- **Instructions for the task**: Using the data below, copy every line that contains the word "Coal".

- **Some records**:

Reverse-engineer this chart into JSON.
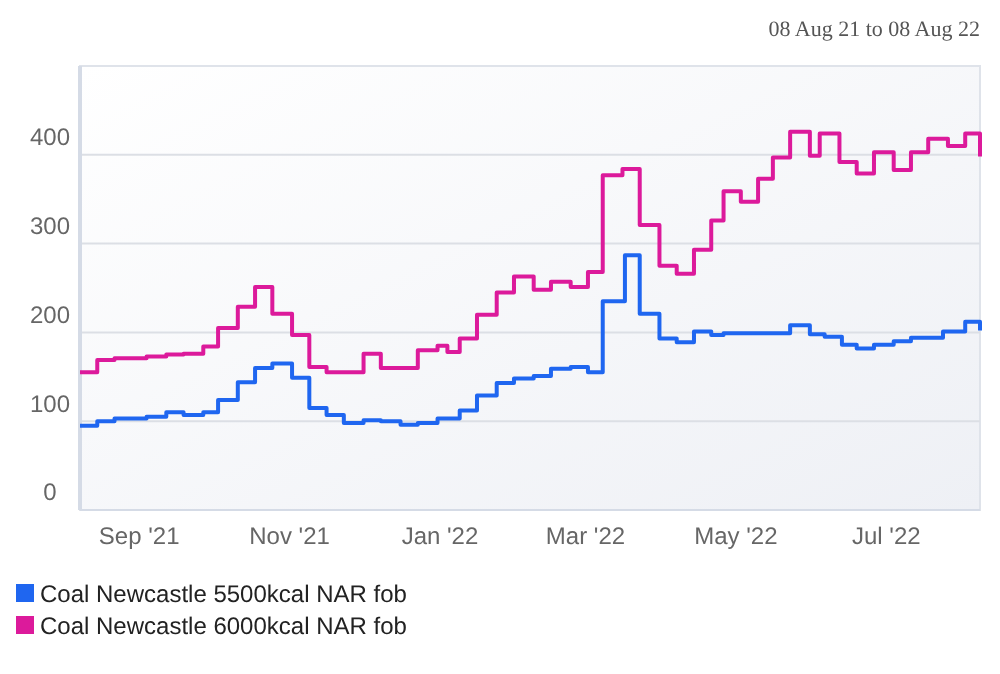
{
  "chart_data": {
    "type": "step",
    "annotations": [
      "08 Aug 21 to 08 Aug 22"
    ],
    "xlim": [
      "2021-08-08",
      "2022-08-08"
    ],
    "xticks": [
      {
        "value": "2021-09-01",
        "label": "Sep '21"
      },
      {
        "value": "2021-11-01",
        "label": "Nov '21"
      },
      {
        "value": "2022-01-01",
        "label": "Jan '22"
      },
      {
        "value": "2022-03-01",
        "label": "Mar '22"
      },
      {
        "value": "2022-05-01",
        "label": "May '22"
      },
      {
        "value": "2022-07-01",
        "label": "Jul '22"
      }
    ],
    "ylim": [
      0,
      500
    ],
    "yticks": [
      0,
      100,
      200,
      300,
      400
    ],
    "grid": "y",
    "legend": "bottom",
    "marker": "none",
    "line_style": "solid",
    "series": [
      {
        "name": "Coal Newcastle 5500kcal NAR fob",
        "color": "#1f66f0",
        "x": [
          "2021-08-08",
          "2021-08-15",
          "2021-08-22",
          "2021-09-04",
          "2021-09-12",
          "2021-09-19",
          "2021-09-27",
          "2021-10-03",
          "2021-10-11",
          "2021-10-18",
          "2021-10-25",
          "2021-11-02",
          "2021-11-09",
          "2021-11-16",
          "2021-11-23",
          "2021-12-01",
          "2021-12-08",
          "2021-12-16",
          "2021-12-23",
          "2021-12-31",
          "2022-01-09",
          "2022-01-16",
          "2022-01-24",
          "2022-01-31",
          "2022-02-08",
          "2022-02-15",
          "2022-02-23",
          "2022-03-02",
          "2022-03-08",
          "2022-03-17",
          "2022-03-23",
          "2022-03-31",
          "2022-04-07",
          "2022-04-14",
          "2022-04-21",
          "2022-04-26",
          "2022-05-23",
          "2022-05-31",
          "2022-06-06",
          "2022-06-13",
          "2022-06-19",
          "2022-06-26",
          "2022-07-04",
          "2022-07-11",
          "2022-07-24",
          "2022-08-02",
          "2022-08-08"
        ],
        "values": [
          95,
          100,
          103,
          105,
          110,
          107,
          110,
          124,
          144,
          160,
          165,
          149,
          115,
          107,
          98,
          101,
          100,
          96,
          98,
          103,
          112,
          129,
          143,
          148,
          151,
          159,
          161,
          155,
          235,
          287,
          221,
          193,
          189,
          201,
          197,
          199,
          208,
          198,
          195,
          186,
          182,
          186,
          190,
          194,
          201,
          212,
          202
        ]
      },
      {
        "name": "Coal Newcastle 6000kcal NAR fob",
        "color": "#dc1a9b",
        "x": [
          "2021-08-08",
          "2021-08-15",
          "2021-08-22",
          "2021-09-04",
          "2021-09-12",
          "2021-09-19",
          "2021-09-27",
          "2021-10-03",
          "2021-10-11",
          "2021-10-18",
          "2021-10-25",
          "2021-11-02",
          "2021-11-09",
          "2021-11-16",
          "2021-12-01",
          "2021-12-08",
          "2021-12-23",
          "2021-12-31",
          "2022-01-04",
          "2022-01-09",
          "2022-01-16",
          "2022-01-24",
          "2022-01-31",
          "2022-02-08",
          "2022-02-15",
          "2022-02-23",
          "2022-03-02",
          "2022-03-08",
          "2022-03-16",
          "2022-03-23",
          "2022-03-31",
          "2022-04-07",
          "2022-04-14",
          "2022-04-21",
          "2022-04-26",
          "2022-05-03",
          "2022-05-10",
          "2022-05-16",
          "2022-05-23",
          "2022-05-31",
          "2022-06-04",
          "2022-06-12",
          "2022-06-19",
          "2022-06-26",
          "2022-07-04",
          "2022-07-11",
          "2022-07-18",
          "2022-07-26",
          "2022-08-02",
          "2022-08-08"
        ],
        "values": [
          155,
          169,
          171,
          173,
          175,
          176,
          184,
          205,
          229,
          251,
          221,
          197,
          161,
          155,
          176,
          160,
          180,
          185,
          178,
          193,
          220,
          245,
          263,
          248,
          257,
          251,
          268,
          377,
          384,
          321,
          275,
          266,
          293,
          326,
          359,
          347,
          373,
          397,
          426,
          399,
          424,
          392,
          379,
          403,
          383,
          403,
          418,
          410,
          424,
          398
        ]
      }
    ]
  }
}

- **Solved exercise**:
        "name": "Coal Newcastle 5500kcal NAR fob",
        "name": "Coal Newcastle 6000kcal NAR fob",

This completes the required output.